━━━ DATA TO PROCESS

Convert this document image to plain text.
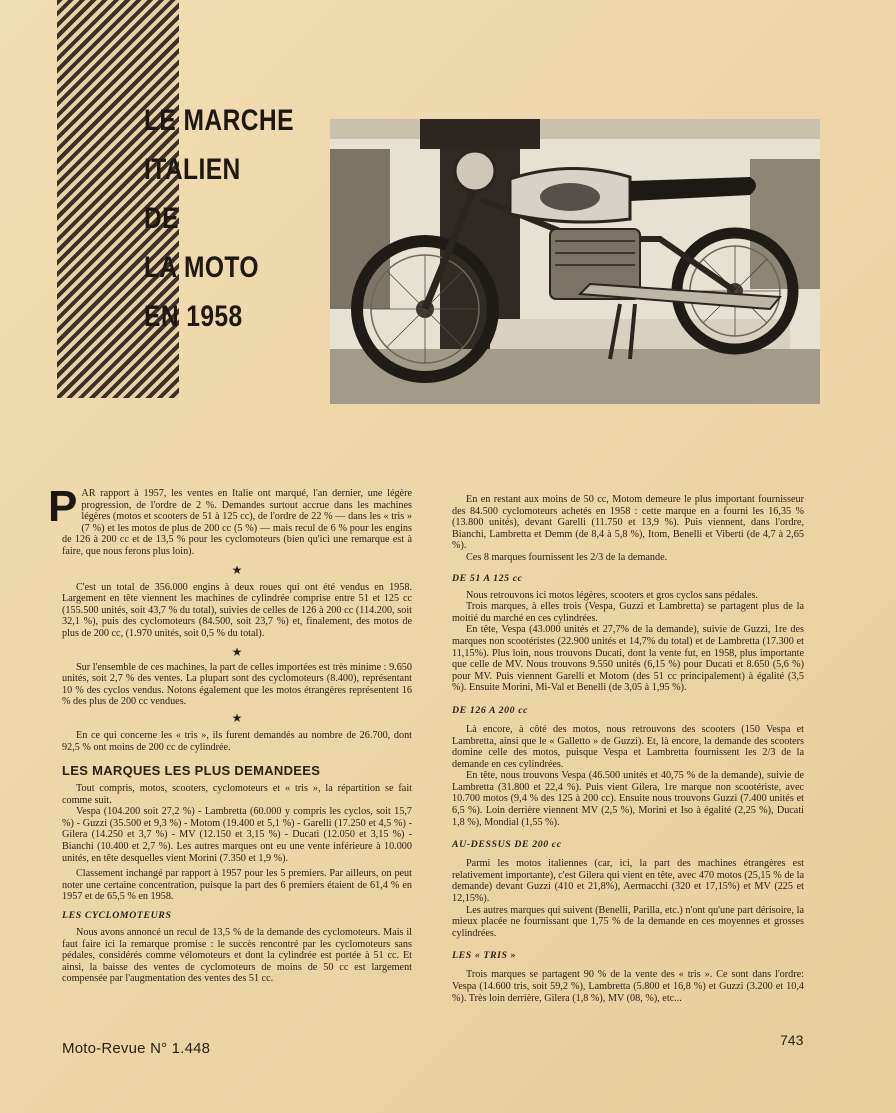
LE MARCHE
ITALIEN
DE
LA MOTO
EN 1958

PAR rapport à 1957, les ventes en Italie ont marqué, l'an dernier, une légère progression, de l'ordre de 2 %. Demandes surtout accrue dans les machines légères (motos et scooters de 51 à 125 cc), de l'ordre de 22 % — dans les « tris » (7 %) et les motos de plus de 200 cc (5 %) — mais recul de 6 % pour les engins de 126 à 200 cc et de 13,5 % pour les cyclomoteurs (bien qu'ici une remarque est à faire, que nous ferons plus loin).

★

C'est un total de 356.000 engins à deux roues qui ont été vendus en 1958. Largement en tête viennent les machines de cylindrée comprise entre 51 et 125 cc (155.500 unités, soit 43,7 % du total), suivies de celles de 126 à 200 cc (114.200, soit 32,1 %), puis des cyclomoteurs (84.500, soit 23,7 %) et, finalement, des motos de plus de 200 cc, (1.970 unités, soit 0,5 % du total).

★

Sur l'ensemble de ces machines, la part de celles importées est très minime : 9.650 unités, soit 2,7 % des ventes. La plupart sont des cyclomoteurs (8.400), représentant 10 % des cyclos vendus. Notons également que les motos étrangères représentent 16 % des plus de 200 cc vendues.

★

En ce qui concerne les « tris », ils furent demandés au nombre de 26.700, dont 92,5 % ont moins de 200 cc de cylindrée.

LES MARQUES LES PLUS DEMANDEES

Tout compris, motos, scooters, cyclomoteurs et « tris », la répartition se fait comme suit.

Vespa (104.200 soit 27,2 %) - Lambretta (60.000 y compris les cyclos, soit 15,7 %) - Guzzi (35.500 et 9,3 %) - Motom (19.400 et 5,1 %) - Garelli (17.250 et 4,5 %) - Gilera (14.250 et 3,7 %) - MV (12.150 et 3,15 %) - Ducati (12.050 et 3,15 %) - Bianchi (10.400 et 2,7 %). Les autres marques ont eu une vente inférieure à 10.000 unités, en tête desquelles vient Morini (7.350 et 1,9 %).

Classement inchangé par rapport à 1957 pour les 5 premiers. Par ailleurs, on peut noter une certaine concentration, puisque la part des 6 premiers étaient de 61,4 % en 1957 et de 65,5 % en 1958.

LES CYCLOMOTEURS

Nous avons annoncé un recul de 13,5 % de la demande des cyclomoteurs. Mais il faut faire ici la remarque promise : le succès rencontré par les cyclomoteurs sans pédales, considérés comme vélomoteurs et dont la cylindrée est portée à 51 cc. Et ainsi, la baisse des ventes de cyclomoteurs de moins de 50 cc est largement compensée par l'augmentation des ventes des 51 cc.

En en restant aux moins de 50 cc, Motom demeure le plus important fournisseur des 84.500 cyclomoteurs achetés en 1958 : cette marque en a fourni les 16,35 % (13.800 unités), devant Garelli (11.750 et 13,9 %). Puis viennent, dans l'ordre, Bianchi, Lambretta et Demm (de 8,4 à 5,8 %), Itom, Benelli et Viberti (de 4,7 à 2,65 %).

Ces 8 marques fournissent les 2/3 de la demande.

DE 51 A 125 cc

Nous retrouvons ici motos légères, scooters et gros cyclos sans pédales.

Trois marques, à elles trois (Vespa, Guzzi et Lambretta) se partagent plus de la moitié du marché en ces cylindrées.

En tête, Vespa (43.000 unités et 27,7% de la demande), suivie de Guzzi, 1re des marques non scootéristes (22.900 unités et 14,7% du total) et de Lambretta (17.300 et 11,15%). Plus loin, nous trouvons Ducati, dont la vente fut, en 1958, plus importante que celle de MV. Nous trouvons 9.550 unités (6,15 %) pour Ducati et 8.650 (5,6 %) pour MV. Puis viennent Garelli et Motom (des 51 cc principalement) à égalité (3,5 %). Ensuite Morini, Mi-Val et Benelli (de 3,05 à 1,95 %).

DE 126 A 200 cc

Là encore, à côté des motos, nous retrouvons des scooters (150 Vespa et Lambretta, ainsi que le « Galletto » de Guzzi). Et, là encore, la demande des scooters domine celle des motos, puisque Vespa et Lambretta fournissent les 2/3 de la demande en ces cylindrées.

En tête, nous trouvons Vespa (46.500 unités et 40,75 % de la demande), suivie de Lambretta (31.800 et 22,4 %). Puis vient Gilera, 1re marque non scootériste, avec 10.700 motos (9,4 % des 125 à 200 cc). Ensuite nous trouvons Guzzi (7.400 unités et 6,5 %). Loin derrière viennent MV (2,5 %), Morini et Iso à égalité (2,25 %), Ducati 1,8 %), Mondial (1,55 %).

AU-DESSUS DE 200 cc

Parmi les motos italiennes (car, ici, la part des machines étrangères est relativement importante), c'est Gilera qui vient en tête, avec 470 motos (25,15 % de la demande) devant Guzzi (410 et 21,8%), Aermacchi (320 et 17,15%) et MV (225 et 12,15%).

Les autres marques qui suivent (Benelli, Parilla, etc.) n'ont qu'une part dérisoire, la mieux placée ne fournissant que 1,75 % de la demande en ces moyennes et grosses cylindrées.

LES « TRIS »

Trois marques se partagent 90 % de la vente des « tris ». Ce sont dans l'ordre: Vespa (14.600 tris, soit 59,2 %), Lambretta (5.800 et 16,8 %) et Guzzi (3.200 et 10,4 %). Très loin derrière, Gilera (1,8 %), MV (08, %), etc...

Moto-Revue N° 1.448	743
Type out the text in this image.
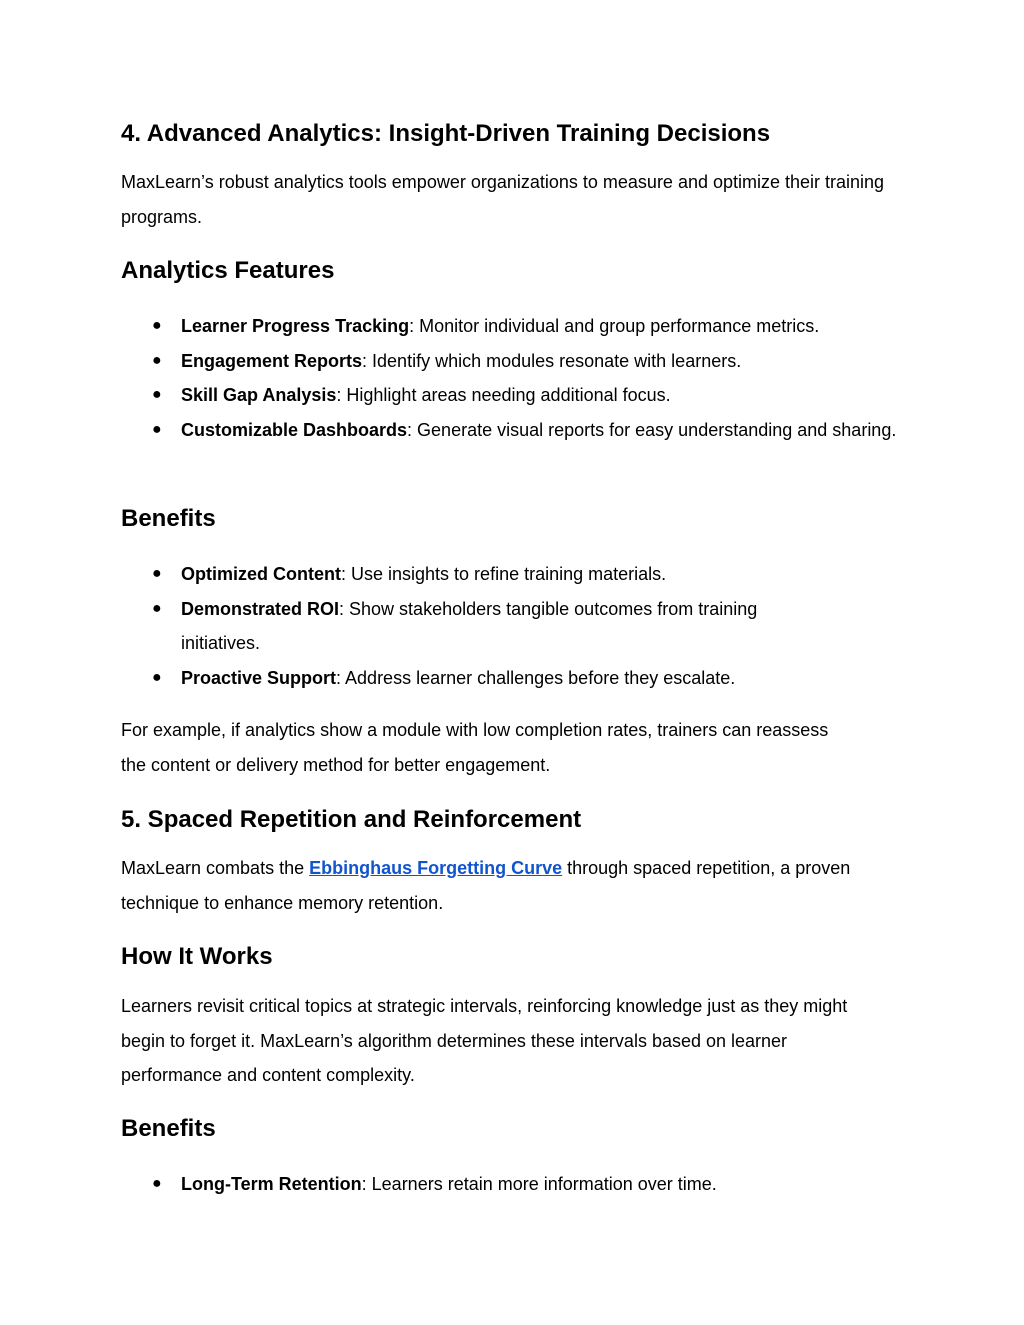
4. Advanced Analytics: Insight-Driven Training Decisions

MaxLearn’s robust analytics tools empower organizations to measure and optimize their training programs.

Analytics Features
● Learner Progress Tracking: Monitor individual and group performance metrics.
● Engagement Reports: Identify which modules resonate with learners.
● Skill Gap Analysis: Highlight areas needing additional focus.
● Customizable Dashboards: Generate visual reports for easy understanding and sharing.
Benefits
● Optimized Content: Use insights to refine training materials.
● Demonstrated ROI: Show stakeholders tangible outcomes from training initiatives.
● Proactive Support: Address learner challenges before they escalate.

For example, if analytics show a module with low completion rates, trainers can reassess the content or delivery method for better engagement.

5. Spaced Repetition and Reinforcement

MaxLearn combats the Ebbinghaus Forgetting Curve through spaced repetition, a proven technique to enhance memory retention.

How It Works

Learners revisit critical topics at strategic intervals, reinforcing knowledge just as they might begin to forget it. MaxLearn’s algorithm determines these intervals based on learner performance and content complexity.

Benefits
● Long-Term Retention: Learners retain more information over time.
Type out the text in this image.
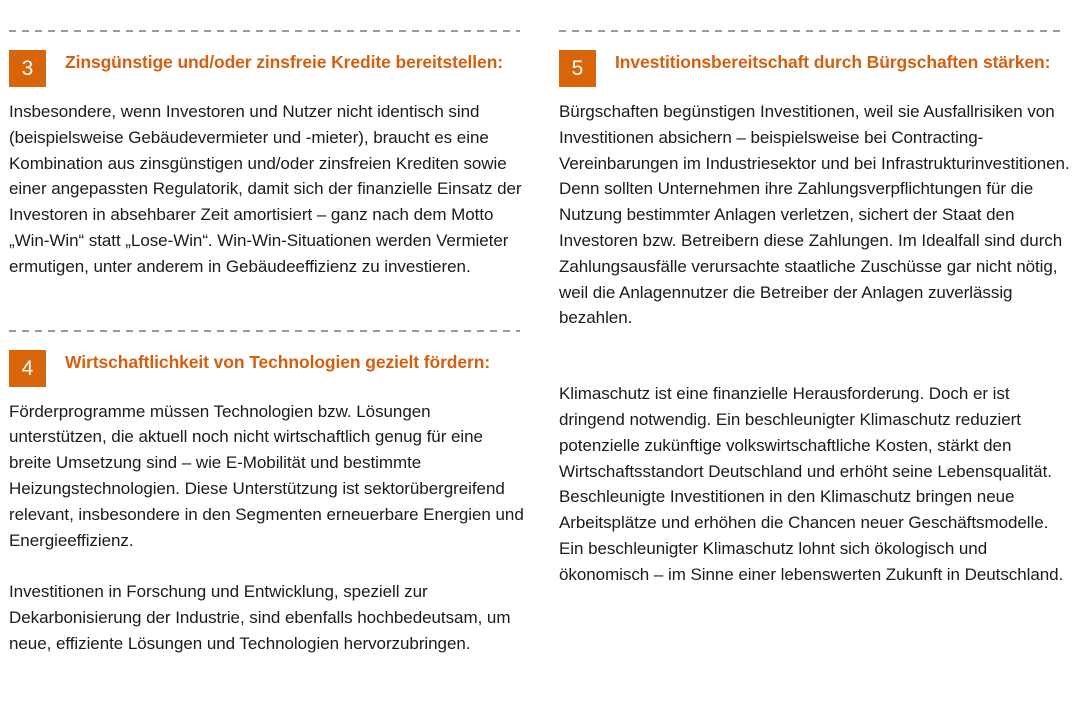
3	Zinsgünstige und/oder zinsfreie Kredite bereitstellen:

Insbesondere, wenn Investoren und Nutzer nicht identisch sind (beispielsweise Gebäudevermieter und -mieter), braucht es eine Kombination aus zinsgünstigen und/oder zinsfreien Krediten sowie einer angepassten Regulatorik, damit sich der finanzielle Einsatz der Investoren in absehbarer Zeit amortisiert – ganz nach dem Motto „Win-Win“ statt „Lose-Win“. Win-Win-Situationen werden Vermieter ermutigen, unter anderem in Gebäudeeffizienz zu investieren.

4	Wirtschaftlichkeit von Technologien gezielt fördern:

Förderprogramme müssen Technologien bzw. Lösungen unterstützen, die aktuell noch nicht wirtschaftlich genug für eine breite Umsetzung sind – wie E-Mobilität und bestimmte Heizungstechnologien. Diese Unterstützung ist sektorübergreifend relevant, insbesondere in den Segmenten erneuerbare Energien und Energieeffizienz.

Investitionen in Forschung und Entwicklung, speziell zur Dekarbonisierung der Industrie, sind ebenfalls hochbedeutsam, um neue, effiziente Lösungen und Technologien hervorzubringen.

5	Investitionsbereitschaft durch Bürgschaften stärken:

Bürgschaften begünstigen Investitionen, weil sie Ausfallrisiken von Investitionen absichern – beispielsweise bei Contracting-Vereinbarungen im Industriesektor und bei Infrastrukturinvestitionen. Denn sollten Unternehmen ihre Zahlungsverpflichtungen für die Nutzung bestimmter Anlagen verletzen, sichert der Staat den Investoren bzw. Betreibern diese Zahlungen. Im Idealfall sind durch Zahlungsausfälle verursachte staatliche Zuschüsse gar nicht nötig, weil die Anlagennutzer die Betreiber der Anlagen zuverlässig bezahlen.

Klimaschutz ist eine finanzielle Herausforderung. Doch er ist dringend notwendig. Ein beschleunigter Klimaschutz reduziert potenzielle zukünftige volkswirtschaftliche Kosten, stärkt den Wirtschaftsstandort Deutschland und erhöht seine Lebensqualität. Beschleunigte Investitionen in den Klimaschutz bringen neue Arbeitsplätze und erhöhen die Chancen neuer Geschäftsmodelle. Ein beschleunigter Klimaschutz lohnt sich ökologisch und ökonomisch – im Sinne einer lebenswerten Zukunft in Deutschland.
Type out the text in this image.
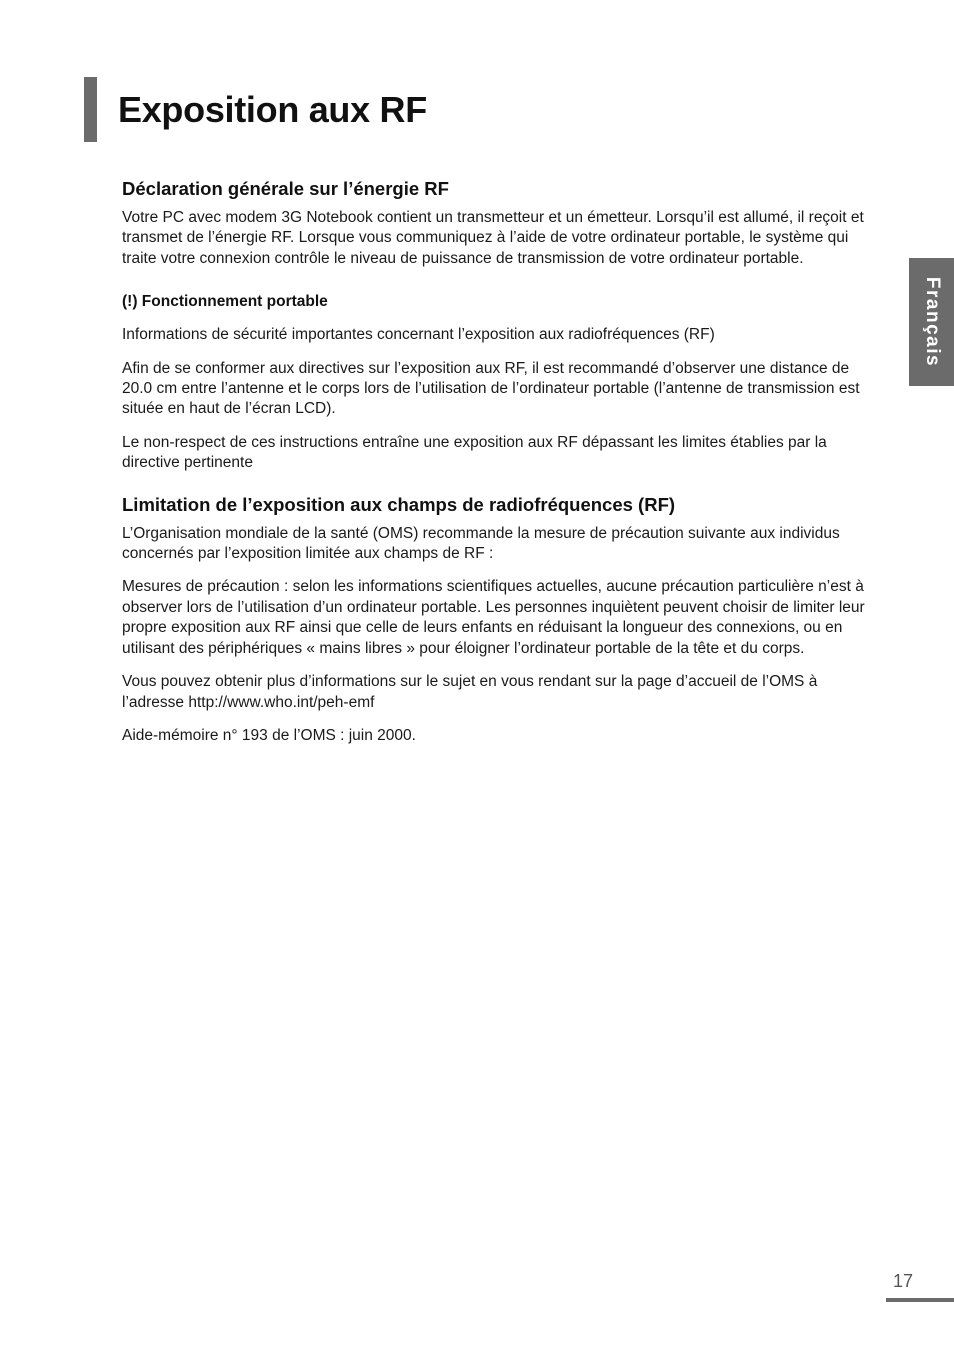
Exposition aux RF
Déclaration générale sur l’énergie RF

Votre PC avec modem 3G Notebook contient un transmetteur et un émetteur. Lorsqu’il est allumé, il reçoit et transmet de l’énergie RF. Lorsque vous communiquez à l’aide de votre ordinateur portable, le système qui traite votre connexion contrôle le niveau de puissance de transmission de votre ordinateur portable.

(!) Fonctionnement portable

Informations de sécurité importantes concernant l’exposition aux radiofréquences (RF)

Afin de se conformer aux directives sur l’exposition aux RF, il est recommandé d’observer une distance de 20.0 cm entre l’antenne et le corps lors de l’utilisation de l’ordinateur portable (l’antenne de transmission est située en haut de l’écran LCD).

Le non-respect de ces instructions entraîne une exposition aux RF dépassant les limites établies par la directive pertinente

Limitation de l’exposition aux champs de radiofréquences (RF)

L’Organisation mondiale de la santé (OMS) recommande la mesure de précaution suivante aux individus concernés par l’exposition limitée aux champs de RF :

Mesures de précaution : selon les informations scientifiques actuelles, aucune précaution particulière n’est à observer lors de l’utilisation d’un ordinateur portable. Les personnes inquiètent peuvent choisir de limiter leur propre exposition aux RF ainsi que celle de leurs enfants en réduisant la longueur des connexions, ou en utilisant des périphériques « mains libres » pour éloigner l’ordinateur portable de la tête et du corps.

Vous pouvez obtenir plus d’informations sur le sujet en vous rendant sur la page d’accueil de l’OMS à l’adresse http://www.who.int/peh-emf

Aide-mémoire n° 193 de l’OMS : juin 2000.

Français
17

━━━━━━

== TASK DETAILS ==
Show every line of the listing in which the string "radiofréquences" can be found.

== SOLUTION FOR THIS EXERCISE ==
Informations de sécurité importantes concernant l’exposition aux radiofréquences (RF)
Limitation de l’exposition aux champs de radiofréquences (RF)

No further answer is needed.